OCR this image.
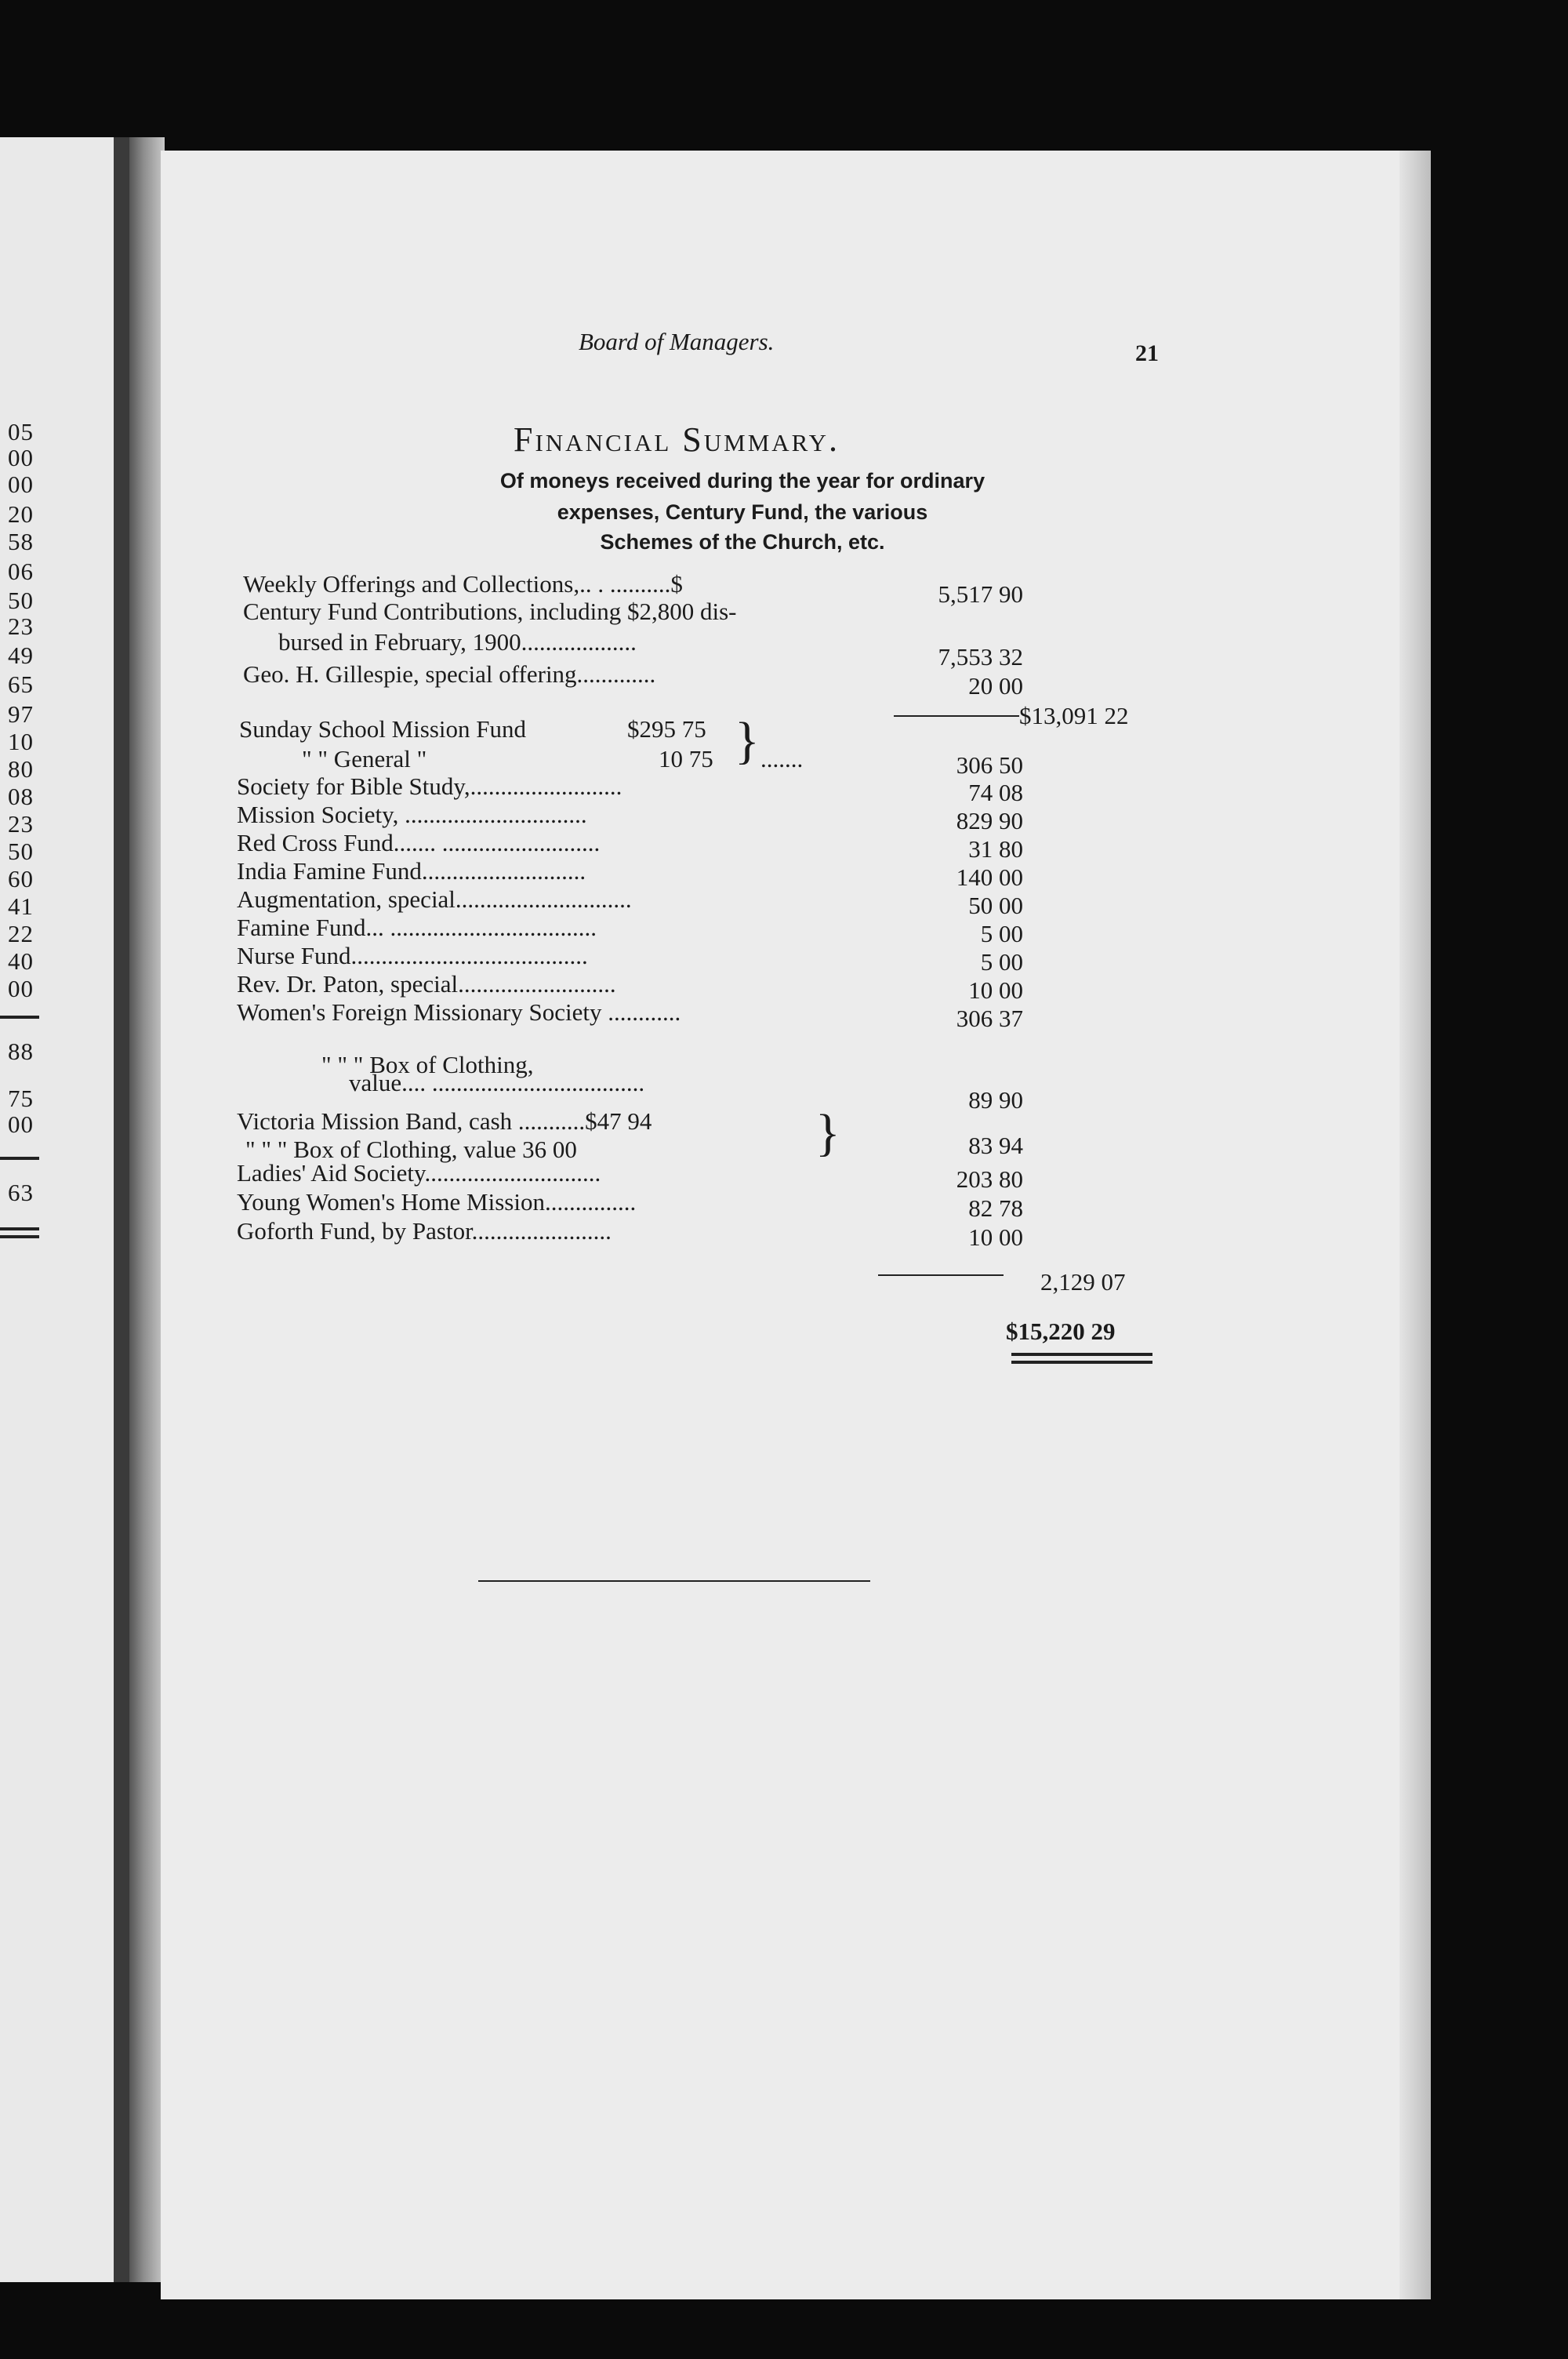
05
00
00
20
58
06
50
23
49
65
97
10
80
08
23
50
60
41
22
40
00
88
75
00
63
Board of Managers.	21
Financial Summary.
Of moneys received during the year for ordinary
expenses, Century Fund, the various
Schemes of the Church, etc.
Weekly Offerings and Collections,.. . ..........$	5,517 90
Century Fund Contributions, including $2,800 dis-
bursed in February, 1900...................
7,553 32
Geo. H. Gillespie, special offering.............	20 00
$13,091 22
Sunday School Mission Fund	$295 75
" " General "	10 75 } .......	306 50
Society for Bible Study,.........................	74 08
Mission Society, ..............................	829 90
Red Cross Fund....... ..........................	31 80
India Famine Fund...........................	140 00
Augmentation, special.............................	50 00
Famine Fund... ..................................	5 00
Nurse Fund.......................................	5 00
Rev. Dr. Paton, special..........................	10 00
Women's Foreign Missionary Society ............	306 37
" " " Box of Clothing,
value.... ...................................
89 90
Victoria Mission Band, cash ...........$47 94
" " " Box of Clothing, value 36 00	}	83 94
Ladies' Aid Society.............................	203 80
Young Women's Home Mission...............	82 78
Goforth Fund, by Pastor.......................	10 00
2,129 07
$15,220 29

Set exercise:
Reproduce all of the material above word for word. Omit the pictures.

Correct answer:
OCR this image.
05
00
00
20
58
06
50
23
49
65
97
10
80
08
23
50
60
41
22
40
00
88
75
00
63
Board of Managers.	21
Financial Summary.
Of moneys received during the year for ordinary
expenses, Century Fund, the various
Schemes of the Church, etc.
Weekly Offerings and Collections,.. . ..........$	5,517 90
Century Fund Contributions, including $2,800 dis-
bursed in February, 1900...................
7,553 32
Geo. H. Gillespie, special offering.............	20 00
$13,091 22
Sunday School Mission Fund	$295 75
" " General "	10 75 } .......	306 50
Society for Bible Study,.........................	74 08
Mission Society, ..............................	829 90
Red Cross Fund....... ..........................	31 80
India Famine Fund...........................	140 00
Augmentation, special.............................	50 00
Famine Fund... ..................................	5 00
Nurse Fund.......................................	5 00
Rev. Dr. Paton, special..........................	10 00
Women's Foreign Missionary Society ............	306 37
" " " Box of Clothing,
value.... ...................................
89 90
Victoria Mission Band, cash ...........$47 94
" " " Box of Clothing, value 36 00	}	83 94
Ladies' Aid Society.............................	203 80
Young Women's Home Mission...............	82 78
Goforth Fund, by Pastor.......................	10 00
2,129 07
$15,220 29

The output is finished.